** Begin Stored data **

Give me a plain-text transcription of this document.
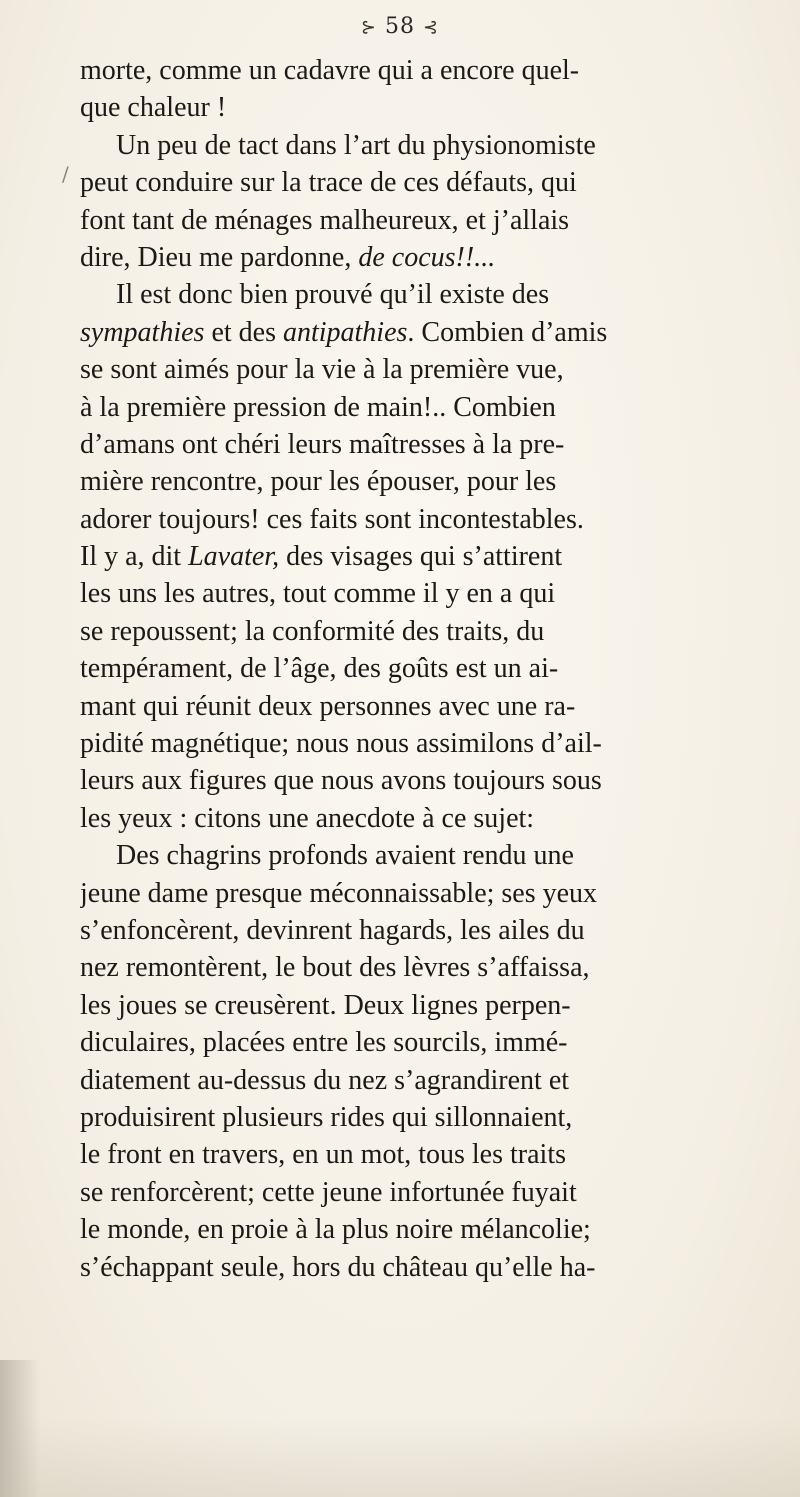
⊱ 58 ⊰
/
morte, comme un cadavre qui a encore quel-
que chaleur !
Un peu de tact dans l’art du physionomiste
peut conduire sur la trace de ces défauts, qui
font tant de ménages malheureux, et j’allais
dire, Dieu me pardonne, de cocus!!...
Il est donc bien prouvé qu’il existe des
sympathies et des antipathies. Combien d’amis
se sont aimés pour la vie à la première vue,
à la première pression de main!.. Combien
d’amans ont chéri leurs maîtresses à la pre-
mière rencontre, pour les épouser, pour les
adorer toujours! ces faits sont incontestables.
Il y a, dit Lavater, des visages qui s’attirent
les uns les autres, tout comme il y en a qui
se repoussent; la conformité des traits, du
tempérament, de l’âge, des goûts est un ai-
mant qui réunit deux personnes avec une ra-
pidité magnétique; nous nous assimilons d’ail-
leurs aux figures que nous avons toujours sous
les yeux : citons une anecdote à ce sujet:
Des chagrins profonds avaient rendu une
jeune dame presque méconnaissable; ses yeux
s’enfoncèrent, devinrent hagards, les ailes du
nez remontèrent, le bout des lèvres s’affaissa,
les joues se creusèrent. Deux lignes perpen-
diculaires, placées entre les sourcils, immé-
diatement au-dessus du nez s’agrandirent et
produisirent plusieurs rides qui sillonnaient,
le front en travers, en un mot, tous les traits
se renforcèrent; cette jeune infortunée fuyait
le monde, en proie à la plus noire mélancolie;
s’échappant seule, hors du château qu’elle ha-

** End Stored data **

What is needed: Output the data above without changes, apart from leaving out the pictures.

Solution to this task:
Give me a plain-text transcription of this document.
⊱ 58 ⊰
/
morte, comme un cadavre qui a encore quel-
que chaleur !
Un peu de tact dans l’art du physionomiste
peut conduire sur la trace de ces défauts, qui
font tant de ménages malheureux, et j’allais
dire, Dieu me pardonne, de cocus!!...
Il est donc bien prouvé qu’il existe des
sympathies et des antipathies. Combien d’amis
se sont aimés pour la vie à la première vue,
à la première pression de main!.. Combien
d’amans ont chéri leurs maîtresses à la pre-
mière rencontre, pour les épouser, pour les
adorer toujours! ces faits sont incontestables.
Il y a, dit Lavater, des visages qui s’attirent
les uns les autres, tout comme il y en a qui
se repoussent; la conformité des traits, du
tempérament, de l’âge, des goûts est un ai-
mant qui réunit deux personnes avec une ra-
pidité magnétique; nous nous assimilons d’ail-
leurs aux figures que nous avons toujours sous
les yeux : citons une anecdote à ce sujet:
Des chagrins profonds avaient rendu une
jeune dame presque méconnaissable; ses yeux
s’enfoncèrent, devinrent hagards, les ailes du
nez remontèrent, le bout des lèvres s’affaissa,
les joues se creusèrent. Deux lignes perpen-
diculaires, placées entre les sourcils, immé-
diatement au-dessus du nez s’agrandirent et
produisirent plusieurs rides qui sillonnaient,
le front en travers, en un mot, tous les traits
se renforcèrent; cette jeune infortunée fuyait
le monde, en proie à la plus noire mélancolie;
s’échappant seule, hors du château qu’elle ha-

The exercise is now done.